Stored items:
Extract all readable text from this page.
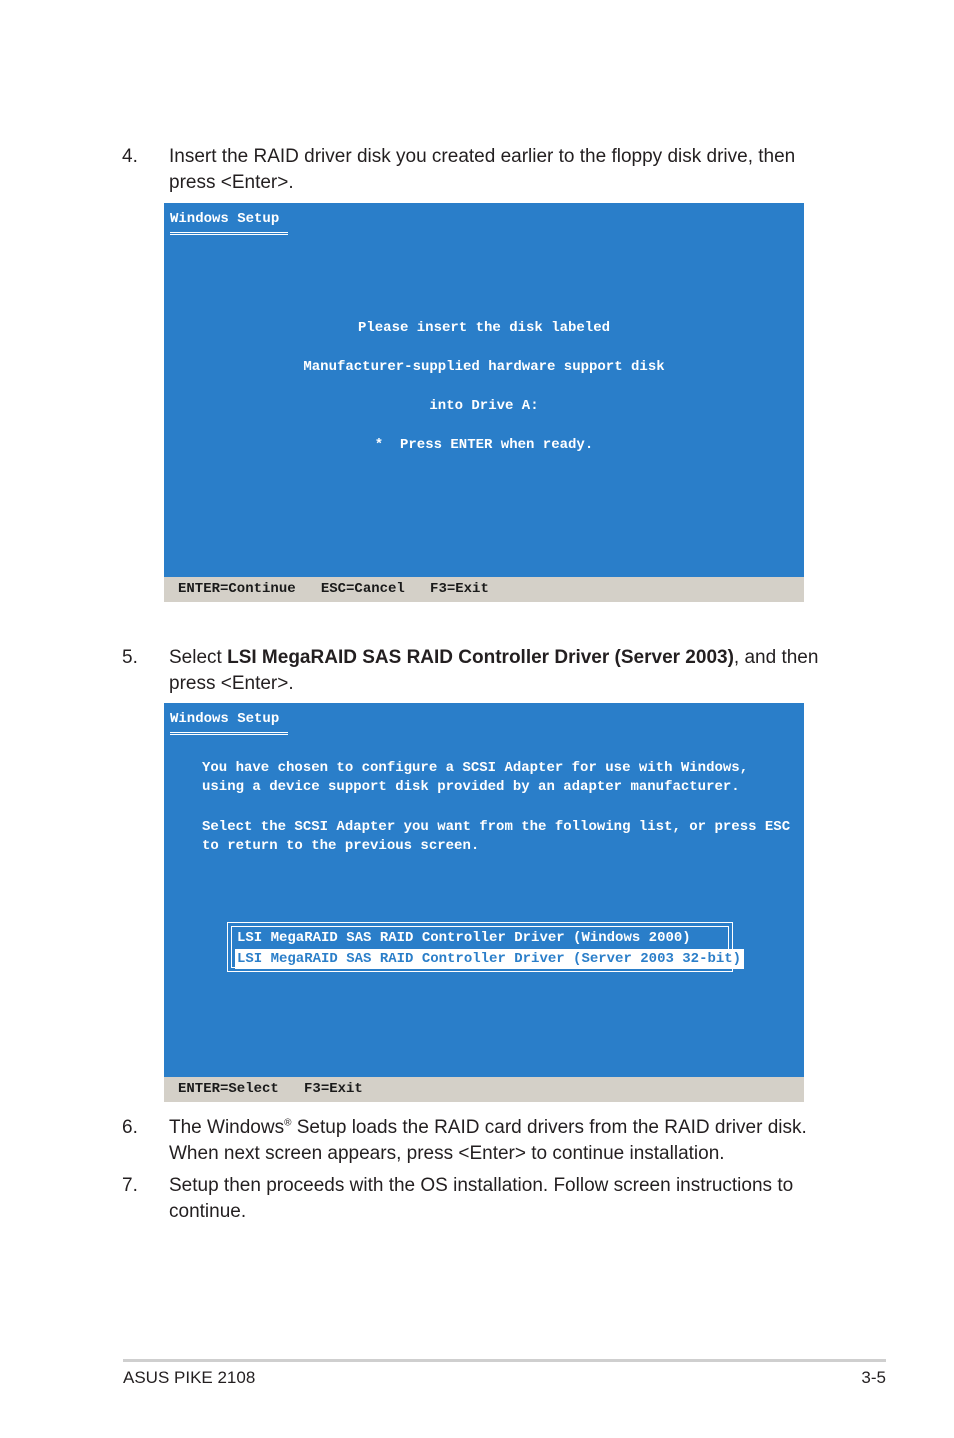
4. Insert the RAID driver disk you created earlier to the floppy disk drive, then
press <Enter>.
Windows Setup
Please insert the disk labeled
Manufacturer-supplied hardware support disk
into Drive A:
*  Press ENTER when ready.

ENTER=Continue   ESC=Cancel   F3=Exit

5. Select LSI MegaRAID SAS RAID Controller Driver (Server 2003), and then
press <Enter>.
Windows Setup
You have chosen to configure a SCSI Adapter for use with Windows,
using a device support disk provided by an adapter manufacturer.
Select the SCSI Adapter you want from the following list, or press ESC
to return to the previous screen.
LSI MegaRAID SAS RAID Controller Driver (Windows 2000)
LSI MegaRAID SAS RAID Controller Driver (Server 2003 32-bit)

ENTER=Select   F3=Exit

6. The Windows® Setup loads the RAID card drivers from the RAID driver disk.
When next screen appears, press <Enter> to continue installation.
7. Setup then proceeds with the OS installation. Follow screen instructions to
continue.
ASUS PIKE 2108	3-5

* **Problem to work on**
Give the material again exactly as it is, but keep the pictures out.

* **Exercise solution**
Extract all readable text from this page.
4. Insert the RAID driver disk you created earlier to the floppy disk drive, then
press <Enter>.
Windows Setup
Please insert the disk labeled
Manufacturer-supplied hardware support disk
into Drive A:
*  Press ENTER when ready.

ENTER=Continue   ESC=Cancel   F3=Exit

5. Select LSI MegaRAID SAS RAID Controller Driver (Server 2003), and then
press <Enter>.
Windows Setup
You have chosen to configure a SCSI Adapter for use with Windows,
using a device support disk provided by an adapter manufacturer.
Select the SCSI Adapter you want from the following list, or press ESC
to return to the previous screen.
LSI MegaRAID SAS RAID Controller Driver (Windows 2000)
LSI MegaRAID SAS RAID Controller Driver (Server 2003 32-bit)

ENTER=Select   F3=Exit

6. The Windows® Setup loads the RAID card drivers from the RAID driver disk.
When next screen appears, press <Enter> to continue installation.
7. Setup then proceeds with the OS installation. Follow screen instructions to
continue.
ASUS PIKE 2108	3-5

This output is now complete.